=== OBJECTIVE ===
In the listing below, count the lines containing the string "Doctor" and state only the number.

-------- DATA SECTION

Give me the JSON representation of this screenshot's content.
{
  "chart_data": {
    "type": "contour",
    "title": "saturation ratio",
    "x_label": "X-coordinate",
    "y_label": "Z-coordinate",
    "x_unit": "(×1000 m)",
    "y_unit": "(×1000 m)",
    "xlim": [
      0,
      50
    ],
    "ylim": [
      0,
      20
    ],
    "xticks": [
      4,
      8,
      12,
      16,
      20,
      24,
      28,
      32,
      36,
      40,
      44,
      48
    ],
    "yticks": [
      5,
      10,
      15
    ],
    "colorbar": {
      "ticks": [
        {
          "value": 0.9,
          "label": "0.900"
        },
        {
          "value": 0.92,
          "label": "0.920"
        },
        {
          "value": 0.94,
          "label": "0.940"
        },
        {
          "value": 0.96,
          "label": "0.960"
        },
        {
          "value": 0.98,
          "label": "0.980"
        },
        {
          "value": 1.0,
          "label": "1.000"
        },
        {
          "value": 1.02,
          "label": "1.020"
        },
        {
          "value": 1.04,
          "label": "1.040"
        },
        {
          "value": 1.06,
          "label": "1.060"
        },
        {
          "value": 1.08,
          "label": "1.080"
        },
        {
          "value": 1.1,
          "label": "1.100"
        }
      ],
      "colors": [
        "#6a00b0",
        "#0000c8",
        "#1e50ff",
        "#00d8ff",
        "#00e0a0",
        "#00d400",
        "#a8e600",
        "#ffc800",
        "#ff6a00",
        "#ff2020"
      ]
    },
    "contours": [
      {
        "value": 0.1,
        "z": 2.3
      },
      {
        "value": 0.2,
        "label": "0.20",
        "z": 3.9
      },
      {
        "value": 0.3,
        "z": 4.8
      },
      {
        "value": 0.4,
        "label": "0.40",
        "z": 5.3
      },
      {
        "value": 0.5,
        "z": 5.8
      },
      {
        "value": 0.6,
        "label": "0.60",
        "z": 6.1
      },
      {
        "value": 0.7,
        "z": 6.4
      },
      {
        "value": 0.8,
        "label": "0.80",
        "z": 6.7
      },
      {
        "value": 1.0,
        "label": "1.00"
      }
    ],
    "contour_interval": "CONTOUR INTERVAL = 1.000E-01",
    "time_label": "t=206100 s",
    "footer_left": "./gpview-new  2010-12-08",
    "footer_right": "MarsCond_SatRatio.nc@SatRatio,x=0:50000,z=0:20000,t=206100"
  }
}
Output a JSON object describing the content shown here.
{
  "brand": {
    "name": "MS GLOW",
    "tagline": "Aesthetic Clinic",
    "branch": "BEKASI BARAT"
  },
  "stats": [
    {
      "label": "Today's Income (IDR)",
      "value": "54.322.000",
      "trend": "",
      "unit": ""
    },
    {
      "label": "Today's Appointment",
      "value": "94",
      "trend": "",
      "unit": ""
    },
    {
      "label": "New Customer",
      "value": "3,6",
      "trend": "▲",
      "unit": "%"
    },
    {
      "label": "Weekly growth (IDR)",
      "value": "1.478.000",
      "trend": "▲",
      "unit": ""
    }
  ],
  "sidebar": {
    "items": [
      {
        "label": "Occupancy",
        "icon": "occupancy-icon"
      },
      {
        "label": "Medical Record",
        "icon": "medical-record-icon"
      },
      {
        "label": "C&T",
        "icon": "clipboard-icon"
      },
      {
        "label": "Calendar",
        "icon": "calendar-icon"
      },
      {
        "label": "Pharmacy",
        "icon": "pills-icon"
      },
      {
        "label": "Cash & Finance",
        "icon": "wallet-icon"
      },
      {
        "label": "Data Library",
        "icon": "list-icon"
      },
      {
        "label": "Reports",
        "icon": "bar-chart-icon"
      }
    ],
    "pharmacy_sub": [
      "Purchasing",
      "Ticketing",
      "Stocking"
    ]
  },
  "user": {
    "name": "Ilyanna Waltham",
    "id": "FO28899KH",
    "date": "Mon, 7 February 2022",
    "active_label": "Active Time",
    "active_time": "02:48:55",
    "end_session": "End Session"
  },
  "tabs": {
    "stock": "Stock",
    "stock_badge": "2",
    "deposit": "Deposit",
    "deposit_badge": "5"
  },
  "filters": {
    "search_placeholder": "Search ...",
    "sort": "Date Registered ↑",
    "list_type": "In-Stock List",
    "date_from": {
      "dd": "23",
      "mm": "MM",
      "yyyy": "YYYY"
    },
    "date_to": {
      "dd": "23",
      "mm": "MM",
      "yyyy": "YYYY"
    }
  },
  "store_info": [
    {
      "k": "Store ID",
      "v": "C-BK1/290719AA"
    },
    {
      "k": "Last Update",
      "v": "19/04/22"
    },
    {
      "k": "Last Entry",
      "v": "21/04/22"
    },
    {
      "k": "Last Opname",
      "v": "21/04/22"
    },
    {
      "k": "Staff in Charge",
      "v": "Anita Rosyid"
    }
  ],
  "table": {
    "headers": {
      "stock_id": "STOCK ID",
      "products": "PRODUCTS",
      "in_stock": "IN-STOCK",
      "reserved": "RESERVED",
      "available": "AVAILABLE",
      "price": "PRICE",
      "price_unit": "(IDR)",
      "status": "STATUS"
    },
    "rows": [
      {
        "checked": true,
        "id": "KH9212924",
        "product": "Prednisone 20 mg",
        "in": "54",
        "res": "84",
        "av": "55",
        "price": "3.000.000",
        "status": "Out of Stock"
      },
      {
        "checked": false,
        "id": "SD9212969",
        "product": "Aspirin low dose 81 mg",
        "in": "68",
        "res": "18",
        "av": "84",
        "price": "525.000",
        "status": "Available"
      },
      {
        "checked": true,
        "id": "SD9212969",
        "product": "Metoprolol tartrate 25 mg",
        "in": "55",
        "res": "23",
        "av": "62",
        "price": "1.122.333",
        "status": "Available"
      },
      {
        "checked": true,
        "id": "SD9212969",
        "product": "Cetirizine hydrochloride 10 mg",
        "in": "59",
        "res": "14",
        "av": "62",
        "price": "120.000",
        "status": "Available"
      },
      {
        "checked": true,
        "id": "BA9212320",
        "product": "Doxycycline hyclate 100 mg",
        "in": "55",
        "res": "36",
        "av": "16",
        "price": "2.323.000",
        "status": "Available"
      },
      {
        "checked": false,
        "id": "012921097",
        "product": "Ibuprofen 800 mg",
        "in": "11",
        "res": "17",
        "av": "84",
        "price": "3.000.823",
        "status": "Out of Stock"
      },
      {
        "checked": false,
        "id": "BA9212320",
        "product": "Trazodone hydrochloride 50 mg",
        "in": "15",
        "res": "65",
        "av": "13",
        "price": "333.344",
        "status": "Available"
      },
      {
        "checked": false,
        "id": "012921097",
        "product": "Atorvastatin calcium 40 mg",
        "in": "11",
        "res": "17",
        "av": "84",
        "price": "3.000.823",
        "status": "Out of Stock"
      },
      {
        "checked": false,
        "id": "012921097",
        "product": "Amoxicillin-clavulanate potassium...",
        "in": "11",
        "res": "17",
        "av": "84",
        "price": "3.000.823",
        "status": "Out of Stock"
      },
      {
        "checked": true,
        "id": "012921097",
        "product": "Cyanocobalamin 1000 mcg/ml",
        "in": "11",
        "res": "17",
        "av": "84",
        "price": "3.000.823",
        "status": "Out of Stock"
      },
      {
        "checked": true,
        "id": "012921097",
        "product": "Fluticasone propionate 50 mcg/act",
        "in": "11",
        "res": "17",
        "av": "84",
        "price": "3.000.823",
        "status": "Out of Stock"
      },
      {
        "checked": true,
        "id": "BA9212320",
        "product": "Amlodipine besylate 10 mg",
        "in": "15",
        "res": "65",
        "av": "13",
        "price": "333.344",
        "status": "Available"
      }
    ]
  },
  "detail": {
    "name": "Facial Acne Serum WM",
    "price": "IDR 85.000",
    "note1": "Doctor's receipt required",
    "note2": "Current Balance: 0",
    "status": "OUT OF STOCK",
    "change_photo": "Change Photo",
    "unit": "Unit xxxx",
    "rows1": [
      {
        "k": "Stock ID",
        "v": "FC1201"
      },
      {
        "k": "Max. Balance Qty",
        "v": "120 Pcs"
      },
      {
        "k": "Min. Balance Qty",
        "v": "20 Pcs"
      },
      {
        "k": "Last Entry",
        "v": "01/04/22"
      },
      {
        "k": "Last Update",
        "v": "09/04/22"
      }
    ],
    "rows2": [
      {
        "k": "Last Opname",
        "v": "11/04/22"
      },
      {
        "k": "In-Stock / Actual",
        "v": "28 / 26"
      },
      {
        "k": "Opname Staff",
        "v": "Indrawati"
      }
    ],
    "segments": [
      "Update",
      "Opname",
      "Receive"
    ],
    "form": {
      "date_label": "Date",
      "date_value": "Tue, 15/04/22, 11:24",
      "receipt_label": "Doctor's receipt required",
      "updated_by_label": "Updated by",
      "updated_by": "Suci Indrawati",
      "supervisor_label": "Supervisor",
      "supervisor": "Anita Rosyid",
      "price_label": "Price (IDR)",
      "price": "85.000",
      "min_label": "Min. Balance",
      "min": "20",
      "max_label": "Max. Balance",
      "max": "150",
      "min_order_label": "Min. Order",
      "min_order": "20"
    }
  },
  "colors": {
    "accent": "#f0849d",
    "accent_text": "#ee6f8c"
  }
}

----------------

=== FINISHED TASK ===
2